Dataset records:
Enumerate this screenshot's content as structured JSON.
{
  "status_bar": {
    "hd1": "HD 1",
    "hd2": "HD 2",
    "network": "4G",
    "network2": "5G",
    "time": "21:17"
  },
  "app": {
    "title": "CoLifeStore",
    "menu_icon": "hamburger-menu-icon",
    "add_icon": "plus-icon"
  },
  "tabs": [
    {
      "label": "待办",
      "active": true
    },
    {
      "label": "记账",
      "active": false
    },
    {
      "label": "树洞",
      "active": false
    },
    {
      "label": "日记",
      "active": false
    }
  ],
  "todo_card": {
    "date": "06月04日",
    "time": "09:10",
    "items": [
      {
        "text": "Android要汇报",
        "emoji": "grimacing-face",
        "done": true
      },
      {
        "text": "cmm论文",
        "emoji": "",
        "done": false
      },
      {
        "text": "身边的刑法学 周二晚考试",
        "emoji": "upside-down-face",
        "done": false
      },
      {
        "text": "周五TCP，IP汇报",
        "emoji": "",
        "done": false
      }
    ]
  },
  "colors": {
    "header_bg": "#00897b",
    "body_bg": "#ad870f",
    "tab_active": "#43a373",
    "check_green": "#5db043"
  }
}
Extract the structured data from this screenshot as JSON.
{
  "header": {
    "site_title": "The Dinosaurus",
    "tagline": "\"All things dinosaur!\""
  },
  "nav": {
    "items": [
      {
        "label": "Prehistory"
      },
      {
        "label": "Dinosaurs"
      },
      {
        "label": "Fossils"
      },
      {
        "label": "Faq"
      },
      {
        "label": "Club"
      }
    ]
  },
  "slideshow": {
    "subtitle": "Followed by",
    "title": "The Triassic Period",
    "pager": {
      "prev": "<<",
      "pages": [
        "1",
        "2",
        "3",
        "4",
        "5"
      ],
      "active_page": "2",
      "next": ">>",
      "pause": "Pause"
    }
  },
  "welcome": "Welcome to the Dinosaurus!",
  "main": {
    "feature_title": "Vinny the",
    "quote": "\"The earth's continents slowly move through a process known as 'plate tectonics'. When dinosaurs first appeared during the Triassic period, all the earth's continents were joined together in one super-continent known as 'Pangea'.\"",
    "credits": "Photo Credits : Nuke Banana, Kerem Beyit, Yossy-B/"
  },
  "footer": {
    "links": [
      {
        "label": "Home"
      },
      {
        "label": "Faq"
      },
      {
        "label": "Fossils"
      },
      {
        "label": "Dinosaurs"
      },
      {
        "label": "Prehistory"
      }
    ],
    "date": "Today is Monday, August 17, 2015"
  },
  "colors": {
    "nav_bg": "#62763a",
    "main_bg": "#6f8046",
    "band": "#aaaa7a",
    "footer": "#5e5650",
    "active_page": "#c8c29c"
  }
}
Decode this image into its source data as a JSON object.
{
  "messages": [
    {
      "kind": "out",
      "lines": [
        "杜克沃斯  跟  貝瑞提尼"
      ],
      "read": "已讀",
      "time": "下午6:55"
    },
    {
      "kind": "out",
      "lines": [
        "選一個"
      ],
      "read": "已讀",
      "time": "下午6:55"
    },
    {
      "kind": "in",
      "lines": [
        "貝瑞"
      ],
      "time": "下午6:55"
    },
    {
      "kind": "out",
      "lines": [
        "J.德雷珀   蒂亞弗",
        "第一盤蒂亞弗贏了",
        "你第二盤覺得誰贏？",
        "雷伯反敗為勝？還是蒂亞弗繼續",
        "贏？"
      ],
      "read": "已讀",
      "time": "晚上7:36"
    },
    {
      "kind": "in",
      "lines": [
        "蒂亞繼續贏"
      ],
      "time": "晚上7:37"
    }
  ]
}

Required work: Return every record above exactly as it appears.

The response:
Enumerate this screenshot's content as structured JSON.
{
  "status_bar": {
    "hd1": "HD 1",
    "hd2": "HD 2",
    "network": "4G",
    "network2": "5G",
    "time": "21:17"
  },
  "app": {
    "title": "CoLifeStore",
    "menu_icon": "hamburger-menu-icon",
    "add_icon": "plus-icon"
  },
  "tabs": [
    {
      "label": "待办",
      "active": true
    },
    {
      "label": "记账",
      "active": false
    },
    {
      "label": "树洞",
      "active": false
    },
    {
      "label": "日记",
      "active": false
    }
  ],
  "todo_card": {
    "date": "06月04日",
    "time": "09:10",
    "items": [
      {
        "text": "Android要汇报",
        "emoji": "grimacing-face",
        "done": true
      },
      {
        "text": "cmm论文",
        "emoji": "",
        "done": false
      },
      {
        "text": "身边的刑法学 周二晚考试",
        "emoji": "upside-down-face",
        "done": false
      },
      {
        "text": "周五TCP，IP汇报",
        "emoji": "",
        "done": false
      }
    ]
  },
  "colors": {
    "header_bg": "#00897b",
    "body_bg": "#ad870f",
    "tab_active": "#43a373",
    "check_green": "#5db043"
  }
}
Extract the structured data from this screenshot as JSON.
{
  "header": {
    "site_title": "The Dinosaurus",
    "tagline": "\"All things dinosaur!\""
  },
  "nav": {
    "items": [
      {
        "label": "Prehistory"
      },
      {
        "label": "Dinosaurs"
      },
      {
        "label": "Fossils"
      },
      {
        "label": "Faq"
      },
      {
        "label": "Club"
      }
    ]
  },
  "slideshow": {
    "subtitle": "Followed by",
    "title": "The Triassic Period",
    "pager": {
      "prev": "<<",
      "pages": [
        "1",
        "2",
        "3",
        "4",
        "5"
      ],
      "active_page": "2",
      "next": ">>",
      "pause": "Pause"
    }
  },
  "welcome": "Welcome to the Dinosaurus!",
  "main": {
    "feature_title": "Vinny the",
    "quote": "\"The earth's continents slowly move through a process known as 'plate tectonics'. When dinosaurs first appeared during the Triassic period, all the earth's continents were joined together in one super-continent known as 'Pangea'.\"",
    "credits": "Photo Credits : Nuke Banana, Kerem Beyit, Yossy-B/"
  },
  "footer": {
    "links": [
      {
        "label": "Home"
      },
      {
        "label": "Faq"
      },
      {
        "label": "Fossils"
      },
      {
        "label": "Dinosaurs"
      },
      {
        "label": "Prehistory"
      }
    ],
    "date": "Today is Monday, August 17, 2015"
  },
  "colors": {
    "nav_bg": "#62763a",
    "main_bg": "#6f8046",
    "band": "#aaaa7a",
    "footer": "#5e5650",
    "active_page": "#c8c29c"
  }
}
Decode this image into its source data as a JSON object.
{
  "messages": [
    {
      "kind": "out",
      "lines": [
        "杜克沃斯  跟  貝瑞提尼"
      ],
      "read": "已讀",
      "time": "下午6:55"
    },
    {
      "kind": "out",
      "lines": [
        "選一個"
      ],
      "read": "已讀",
      "time": "下午6:55"
    },
    {
      "kind": "in",
      "lines": [
        "貝瑞"
      ],
      "time": "下午6:55"
    },
    {
      "kind": "out",
      "lines": [
        "J.德雷珀   蒂亞弗",
        "第一盤蒂亞弗贏了",
        "你第二盤覺得誰贏？",
        "雷伯反敗為勝？還是蒂亞弗繼續",
        "贏？"
      ],
      "read": "已讀",
      "time": "晚上7:36"
    },
    {
      "kind": "in",
      "lines": [
        "蒂亞繼續贏"
      ],
      "time": "晚上7:37"
    }
  ]
}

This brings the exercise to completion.